* [Instructions to follow]: Return all the data, word for word.

________________________

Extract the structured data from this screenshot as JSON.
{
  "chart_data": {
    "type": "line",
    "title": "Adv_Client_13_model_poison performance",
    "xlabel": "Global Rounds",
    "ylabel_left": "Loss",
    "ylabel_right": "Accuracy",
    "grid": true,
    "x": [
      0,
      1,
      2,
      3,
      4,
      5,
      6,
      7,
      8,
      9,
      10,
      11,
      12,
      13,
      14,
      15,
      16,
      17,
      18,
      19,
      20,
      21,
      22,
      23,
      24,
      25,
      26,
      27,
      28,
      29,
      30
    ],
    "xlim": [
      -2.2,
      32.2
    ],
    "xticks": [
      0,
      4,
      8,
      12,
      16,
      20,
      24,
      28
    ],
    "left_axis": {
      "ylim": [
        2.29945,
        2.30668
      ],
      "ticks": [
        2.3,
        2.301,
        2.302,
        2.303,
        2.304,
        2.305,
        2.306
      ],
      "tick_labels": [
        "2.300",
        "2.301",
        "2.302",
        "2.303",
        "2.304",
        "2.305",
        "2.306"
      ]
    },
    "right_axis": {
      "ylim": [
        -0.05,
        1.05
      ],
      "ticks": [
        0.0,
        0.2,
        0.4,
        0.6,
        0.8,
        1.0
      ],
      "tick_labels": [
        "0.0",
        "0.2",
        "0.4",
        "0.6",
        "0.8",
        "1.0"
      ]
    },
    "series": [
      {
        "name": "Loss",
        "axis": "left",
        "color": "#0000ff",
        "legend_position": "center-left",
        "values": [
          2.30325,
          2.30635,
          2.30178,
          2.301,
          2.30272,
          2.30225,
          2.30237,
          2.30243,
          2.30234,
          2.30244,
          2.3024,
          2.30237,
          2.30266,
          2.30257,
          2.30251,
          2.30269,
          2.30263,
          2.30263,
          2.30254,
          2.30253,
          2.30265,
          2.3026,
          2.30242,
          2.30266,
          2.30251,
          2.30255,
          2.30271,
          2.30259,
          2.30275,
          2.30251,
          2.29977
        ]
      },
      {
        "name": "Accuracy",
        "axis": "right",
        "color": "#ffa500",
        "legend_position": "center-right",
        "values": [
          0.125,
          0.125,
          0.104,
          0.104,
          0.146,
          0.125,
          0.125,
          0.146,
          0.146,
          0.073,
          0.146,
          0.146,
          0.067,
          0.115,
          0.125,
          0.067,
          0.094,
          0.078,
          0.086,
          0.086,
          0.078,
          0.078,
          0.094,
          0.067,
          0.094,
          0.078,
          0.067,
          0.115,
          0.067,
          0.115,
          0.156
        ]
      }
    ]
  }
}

________________________

* [Solution for this problem]:
Extract the structured data from this screenshot as JSON.
{
  "chart_data": {
    "type": "line",
    "title": "Adv_Client_13_model_poison performance",
    "xlabel": "Global Rounds",
    "ylabel_left": "Loss",
    "ylabel_right": "Accuracy",
    "grid": true,
    "x": [
      0,
      1,
      2,
      3,
      4,
      5,
      6,
      7,
      8,
      9,
      10,
      11,
      12,
      13,
      14,
      15,
      16,
      17,
      18,
      19,
      20,
      21,
      22,
      23,
      24,
      25,
      26,
      27,
      28,
      29,
      30
    ],
    "xlim": [
      -2.2,
      32.2
    ],
    "xticks": [
      0,
      4,
      8,
      12,
      16,
      20,
      24,
      28
    ],
    "left_axis": {
      "ylim": [
        2.29945,
        2.30668
      ],
      "ticks": [
        2.3,
        2.301,
        2.302,
        2.303,
        2.304,
        2.305,
        2.306
      ],
      "tick_labels": [
        "2.300",
        "2.301",
        "2.302",
        "2.303",
        "2.304",
        "2.305",
        "2.306"
      ]
    },
    "right_axis": {
      "ylim": [
        -0.05,
        1.05
      ],
      "ticks": [
        0.0,
        0.2,
        0.4,
        0.6,
        0.8,
        1.0
      ],
      "tick_labels": [
        "0.0",
        "0.2",
        "0.4",
        "0.6",
        "0.8",
        "1.0"
      ]
    },
    "series": [
      {
        "name": "Loss",
        "axis": "left",
        "color": "#0000ff",
        "legend_position": "center-left",
        "values": [
          2.30325,
          2.30635,
          2.30178,
          2.301,
          2.30272,
          2.30225,
          2.30237,
          2.30243,
          2.30234,
          2.30244,
          2.3024,
          2.30237,
          2.30266,
          2.30257,
          2.30251,
          2.30269,
          2.30263,
          2.30263,
          2.30254,
          2.30253,
          2.30265,
          2.3026,
          2.30242,
          2.30266,
          2.30251,
          2.30255,
          2.30271,
          2.30259,
          2.30275,
          2.30251,
          2.29977
        ]
      },
      {
        "name": "Accuracy",
        "axis": "right",
        "color": "#ffa500",
        "legend_position": "center-right",
        "values": [
          0.125,
          0.125,
          0.104,
          0.104,
          0.146,
          0.125,
          0.125,
          0.146,
          0.146,
          0.073,
          0.146,
          0.146,
          0.067,
          0.115,
          0.125,
          0.067,
          0.094,
          0.078,
          0.086,
          0.086,
          0.078,
          0.078,
          0.094,
          0.067,
          0.094,
          0.078,
          0.067,
          0.115,
          0.067,
          0.115,
          0.156
        ]
      }
    ]
  }
}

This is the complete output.